Problem details
Collect every row below that contains the string "Topcoat", matching case exactly, and copy each one in full.

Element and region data
· · · ·
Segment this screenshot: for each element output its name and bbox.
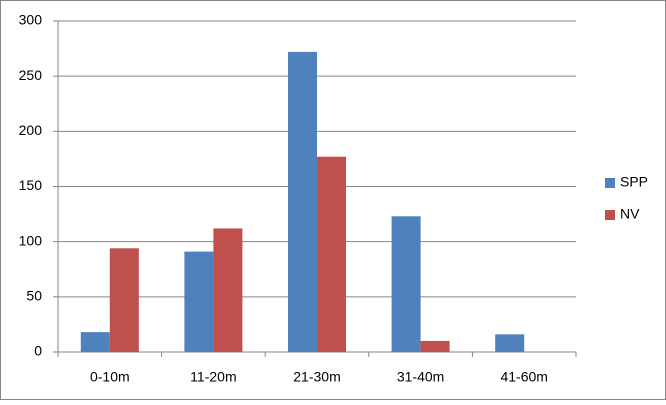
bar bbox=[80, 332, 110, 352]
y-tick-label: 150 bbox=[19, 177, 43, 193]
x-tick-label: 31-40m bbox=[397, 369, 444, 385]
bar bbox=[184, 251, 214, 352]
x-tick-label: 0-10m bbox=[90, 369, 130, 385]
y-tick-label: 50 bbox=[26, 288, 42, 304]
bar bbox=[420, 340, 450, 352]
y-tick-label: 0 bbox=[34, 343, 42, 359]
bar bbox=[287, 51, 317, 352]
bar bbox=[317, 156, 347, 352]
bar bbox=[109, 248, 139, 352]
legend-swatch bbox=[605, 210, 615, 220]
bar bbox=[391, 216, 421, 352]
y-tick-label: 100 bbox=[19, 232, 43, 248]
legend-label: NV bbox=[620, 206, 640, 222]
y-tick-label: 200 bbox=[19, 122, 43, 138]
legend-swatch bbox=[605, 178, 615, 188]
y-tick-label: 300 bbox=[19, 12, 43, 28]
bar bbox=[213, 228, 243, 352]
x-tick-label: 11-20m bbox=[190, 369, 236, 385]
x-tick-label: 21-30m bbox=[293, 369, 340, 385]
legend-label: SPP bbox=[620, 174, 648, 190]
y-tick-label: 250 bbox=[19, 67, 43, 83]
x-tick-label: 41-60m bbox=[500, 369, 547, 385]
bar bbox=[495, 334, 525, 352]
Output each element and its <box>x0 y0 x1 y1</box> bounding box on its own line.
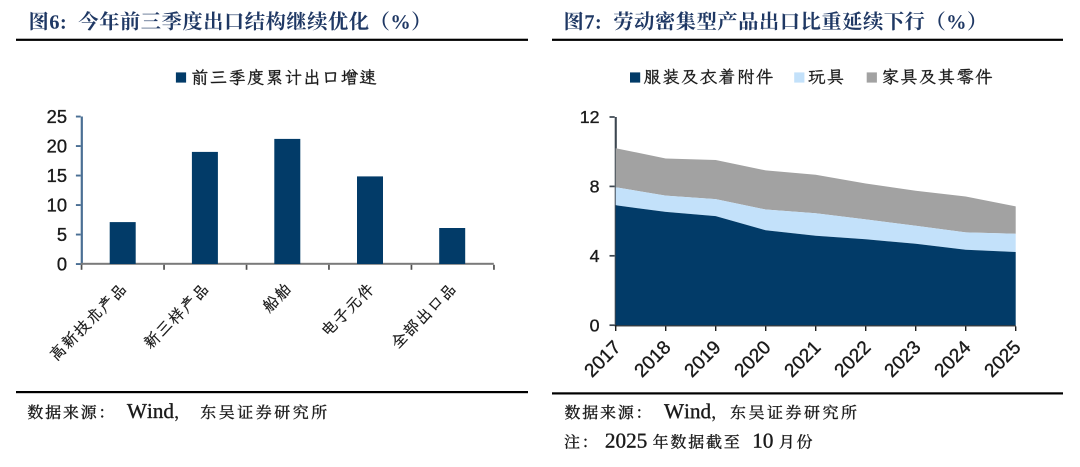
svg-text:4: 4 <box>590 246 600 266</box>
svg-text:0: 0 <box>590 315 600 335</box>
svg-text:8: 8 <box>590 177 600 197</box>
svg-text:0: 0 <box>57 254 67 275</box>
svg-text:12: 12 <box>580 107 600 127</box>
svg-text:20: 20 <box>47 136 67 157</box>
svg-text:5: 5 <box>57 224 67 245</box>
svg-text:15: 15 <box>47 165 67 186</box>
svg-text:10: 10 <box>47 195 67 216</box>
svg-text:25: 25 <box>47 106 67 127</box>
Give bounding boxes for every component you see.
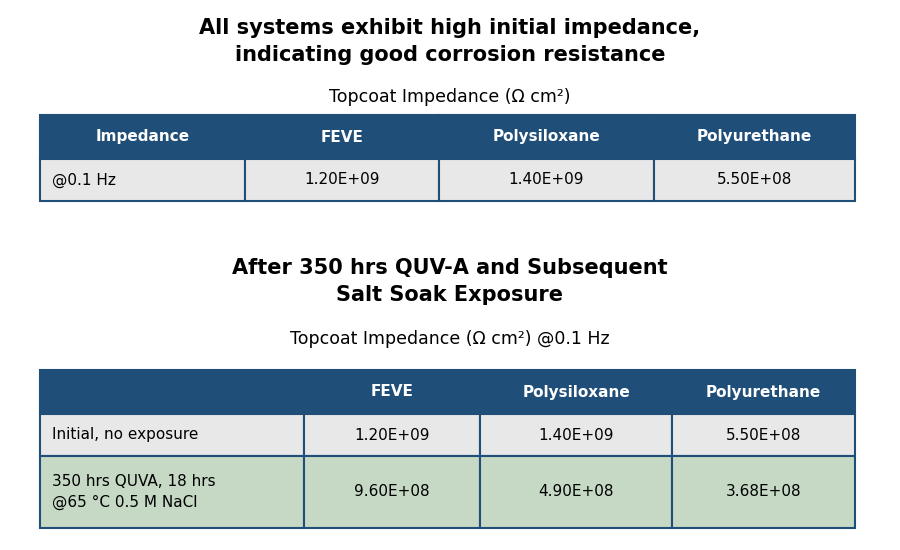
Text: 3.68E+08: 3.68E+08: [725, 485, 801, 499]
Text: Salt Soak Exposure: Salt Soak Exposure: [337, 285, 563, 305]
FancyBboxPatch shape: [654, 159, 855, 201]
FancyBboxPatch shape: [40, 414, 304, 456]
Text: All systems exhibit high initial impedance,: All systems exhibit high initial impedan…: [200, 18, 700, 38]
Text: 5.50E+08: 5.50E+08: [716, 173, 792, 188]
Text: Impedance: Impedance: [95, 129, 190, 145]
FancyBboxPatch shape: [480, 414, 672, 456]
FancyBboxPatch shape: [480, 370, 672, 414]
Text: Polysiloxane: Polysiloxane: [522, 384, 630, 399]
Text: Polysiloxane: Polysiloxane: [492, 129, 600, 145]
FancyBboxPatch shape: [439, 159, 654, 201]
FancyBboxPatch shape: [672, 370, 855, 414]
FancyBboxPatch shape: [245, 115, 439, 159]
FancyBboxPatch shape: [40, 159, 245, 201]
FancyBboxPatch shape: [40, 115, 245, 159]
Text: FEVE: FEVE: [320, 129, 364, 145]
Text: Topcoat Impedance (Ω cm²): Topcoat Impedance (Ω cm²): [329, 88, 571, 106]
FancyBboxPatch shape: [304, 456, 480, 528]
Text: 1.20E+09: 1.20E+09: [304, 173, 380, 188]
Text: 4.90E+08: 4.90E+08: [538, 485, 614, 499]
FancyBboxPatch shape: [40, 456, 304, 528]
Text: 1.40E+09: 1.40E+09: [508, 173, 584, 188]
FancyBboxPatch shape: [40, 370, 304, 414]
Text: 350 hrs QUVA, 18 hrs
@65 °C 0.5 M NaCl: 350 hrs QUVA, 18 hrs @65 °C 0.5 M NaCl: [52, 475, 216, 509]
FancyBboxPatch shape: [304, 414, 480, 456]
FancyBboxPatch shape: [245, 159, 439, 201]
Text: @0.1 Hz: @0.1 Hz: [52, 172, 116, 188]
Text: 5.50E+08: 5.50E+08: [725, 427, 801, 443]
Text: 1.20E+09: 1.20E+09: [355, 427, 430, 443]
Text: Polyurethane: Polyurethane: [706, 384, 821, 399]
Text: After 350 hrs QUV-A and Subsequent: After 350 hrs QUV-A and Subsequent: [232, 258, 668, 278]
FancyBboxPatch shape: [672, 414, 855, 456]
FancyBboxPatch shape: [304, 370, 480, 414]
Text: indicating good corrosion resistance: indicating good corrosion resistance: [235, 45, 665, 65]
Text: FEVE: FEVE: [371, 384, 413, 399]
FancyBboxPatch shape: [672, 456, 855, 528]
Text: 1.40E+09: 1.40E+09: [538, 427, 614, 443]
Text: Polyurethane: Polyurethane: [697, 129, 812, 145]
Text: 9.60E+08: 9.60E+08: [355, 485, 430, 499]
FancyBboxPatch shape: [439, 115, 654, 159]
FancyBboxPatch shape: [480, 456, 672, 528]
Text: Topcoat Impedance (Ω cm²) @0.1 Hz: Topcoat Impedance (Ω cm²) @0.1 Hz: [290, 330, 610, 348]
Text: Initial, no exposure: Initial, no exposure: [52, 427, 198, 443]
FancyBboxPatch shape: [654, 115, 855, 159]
· · · ·
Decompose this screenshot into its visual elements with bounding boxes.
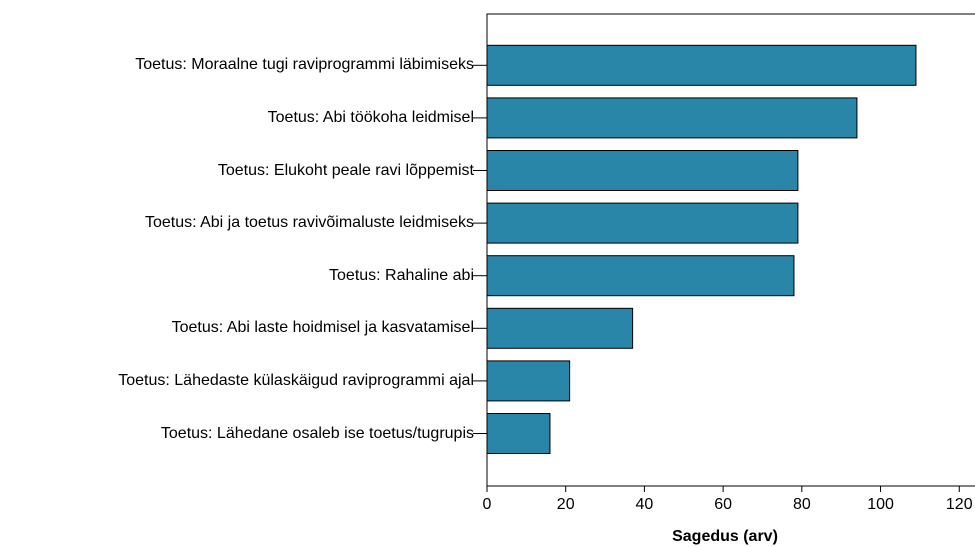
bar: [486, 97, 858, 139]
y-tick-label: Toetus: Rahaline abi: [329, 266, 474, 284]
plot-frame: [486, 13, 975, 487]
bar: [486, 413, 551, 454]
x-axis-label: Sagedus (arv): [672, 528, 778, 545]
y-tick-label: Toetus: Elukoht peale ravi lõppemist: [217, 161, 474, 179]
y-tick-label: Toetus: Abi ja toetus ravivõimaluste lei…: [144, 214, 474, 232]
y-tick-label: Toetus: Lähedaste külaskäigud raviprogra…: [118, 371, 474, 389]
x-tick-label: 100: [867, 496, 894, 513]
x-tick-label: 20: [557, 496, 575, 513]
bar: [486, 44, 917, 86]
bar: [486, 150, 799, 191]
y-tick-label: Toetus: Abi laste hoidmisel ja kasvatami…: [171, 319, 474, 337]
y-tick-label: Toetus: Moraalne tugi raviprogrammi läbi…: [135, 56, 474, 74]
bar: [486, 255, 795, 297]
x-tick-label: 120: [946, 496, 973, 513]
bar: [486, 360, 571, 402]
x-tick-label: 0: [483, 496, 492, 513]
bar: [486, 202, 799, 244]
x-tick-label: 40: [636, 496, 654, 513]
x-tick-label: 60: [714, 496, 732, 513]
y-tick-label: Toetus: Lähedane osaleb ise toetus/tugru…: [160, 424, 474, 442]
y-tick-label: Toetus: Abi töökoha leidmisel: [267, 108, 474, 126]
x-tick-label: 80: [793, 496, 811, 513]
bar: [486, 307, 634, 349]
· · · ·
Reply to the exercise
Text: Topcoat Impedance (Ω cm²): Topcoat Impedance (Ω cm²): [329, 88, 571, 106]
Text: Topcoat Impedance (Ω cm²) @0.1 Hz: Topcoat Impedance (Ω cm²) @0.1 Hz: [290, 330, 610, 348]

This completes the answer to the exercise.